**Dataset entries**
-----
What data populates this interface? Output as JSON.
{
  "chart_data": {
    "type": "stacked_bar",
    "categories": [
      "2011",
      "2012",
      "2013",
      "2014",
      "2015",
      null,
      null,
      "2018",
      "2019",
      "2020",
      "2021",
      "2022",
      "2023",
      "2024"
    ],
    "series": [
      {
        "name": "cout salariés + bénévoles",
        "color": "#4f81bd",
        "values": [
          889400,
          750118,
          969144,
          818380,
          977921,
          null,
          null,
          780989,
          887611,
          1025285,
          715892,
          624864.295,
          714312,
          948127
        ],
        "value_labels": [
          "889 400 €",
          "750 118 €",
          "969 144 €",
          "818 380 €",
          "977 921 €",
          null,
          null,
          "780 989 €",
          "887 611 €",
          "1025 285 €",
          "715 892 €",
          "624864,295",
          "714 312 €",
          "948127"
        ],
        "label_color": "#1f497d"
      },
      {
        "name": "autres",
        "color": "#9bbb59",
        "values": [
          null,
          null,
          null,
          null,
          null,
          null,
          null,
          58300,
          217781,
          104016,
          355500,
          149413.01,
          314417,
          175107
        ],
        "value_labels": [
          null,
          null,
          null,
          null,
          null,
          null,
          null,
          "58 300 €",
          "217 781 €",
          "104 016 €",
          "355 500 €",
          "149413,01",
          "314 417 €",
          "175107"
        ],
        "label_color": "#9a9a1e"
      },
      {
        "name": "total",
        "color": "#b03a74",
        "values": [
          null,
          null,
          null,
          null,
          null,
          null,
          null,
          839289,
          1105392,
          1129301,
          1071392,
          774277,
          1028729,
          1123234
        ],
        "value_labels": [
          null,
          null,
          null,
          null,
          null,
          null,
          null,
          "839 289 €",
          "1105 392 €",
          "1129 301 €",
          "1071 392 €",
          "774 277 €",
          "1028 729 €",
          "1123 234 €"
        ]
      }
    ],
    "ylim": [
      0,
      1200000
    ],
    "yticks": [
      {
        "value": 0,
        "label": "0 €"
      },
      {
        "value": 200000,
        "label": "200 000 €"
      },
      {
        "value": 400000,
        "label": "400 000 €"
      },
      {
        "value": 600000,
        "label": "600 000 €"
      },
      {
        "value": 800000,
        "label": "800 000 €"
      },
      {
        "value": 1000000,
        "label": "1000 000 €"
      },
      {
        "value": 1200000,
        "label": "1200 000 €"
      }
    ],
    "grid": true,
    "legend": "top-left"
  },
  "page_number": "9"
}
-----
**Your goal**
Copy down the whole of the data above, matching it exactly.

**Final result**
What data populates this interface? Output as JSON.
{
  "chart_data": {
    "type": "stacked_bar",
    "categories": [
      "2011",
      "2012",
      "2013",
      "2014",
      "2015",
      null,
      null,
      "2018",
      "2019",
      "2020",
      "2021",
      "2022",
      "2023",
      "2024"
    ],
    "series": [
      {
        "name": "cout salariés + bénévoles",
        "color": "#4f81bd",
        "values": [
          889400,
          750118,
          969144,
          818380,
          977921,
          null,
          null,
          780989,
          887611,
          1025285,
          715892,
          624864.295,
          714312,
          948127
        ],
        "value_labels": [
          "889 400 €",
          "750 118 €",
          "969 144 €",
          "818 380 €",
          "977 921 €",
          null,
          null,
          "780 989 €",
          "887 611 €",
          "1025 285 €",
          "715 892 €",
          "624864,295",
          "714 312 €",
          "948127"
        ],
        "label_color": "#1f497d"
      },
      {
        "name": "autres",
        "color": "#9bbb59",
        "values": [
          null,
          null,
          null,
          null,
          null,
          null,
          null,
          58300,
          217781,
          104016,
          355500,
          149413.01,
          314417,
          175107
        ],
        "value_labels": [
          null,
          null,
          null,
          null,
          null,
          null,
          null,
          "58 300 €",
          "217 781 €",
          "104 016 €",
          "355 500 €",
          "149413,01",
          "314 417 €",
          "175107"
        ],
        "label_color": "#9a9a1e"
      },
      {
        "name": "total",
        "color": "#b03a74",
        "values": [
          null,
          null,
          null,
          null,
          null,
          null,
          null,
          839289,
          1105392,
          1129301,
          1071392,
          774277,
          1028729,
          1123234
        ],
        "value_labels": [
          null,
          null,
          null,
          null,
          null,
          null,
          null,
          "839 289 €",
          "1105 392 €",
          "1129 301 €",
          "1071 392 €",
          "774 277 €",
          "1028 729 €",
          "1123 234 €"
        ]
      }
    ],
    "ylim": [
      0,
      1200000
    ],
    "yticks": [
      {
        "value": 0,
        "label": "0 €"
      },
      {
        "value": 200000,
        "label": "200 000 €"
      },
      {
        "value": 400000,
        "label": "400 000 €"
      },
      {
        "value": 600000,
        "label": "600 000 €"
      },
      {
        "value": 800000,
        "label": "800 000 €"
      },
      {
        "value": 1000000,
        "label": "1000 000 €"
      },
      {
        "value": 1200000,
        "label": "1200 000 €"
      }
    ],
    "grid": true,
    "legend": "top-left"
  },
  "page_number": "9"
}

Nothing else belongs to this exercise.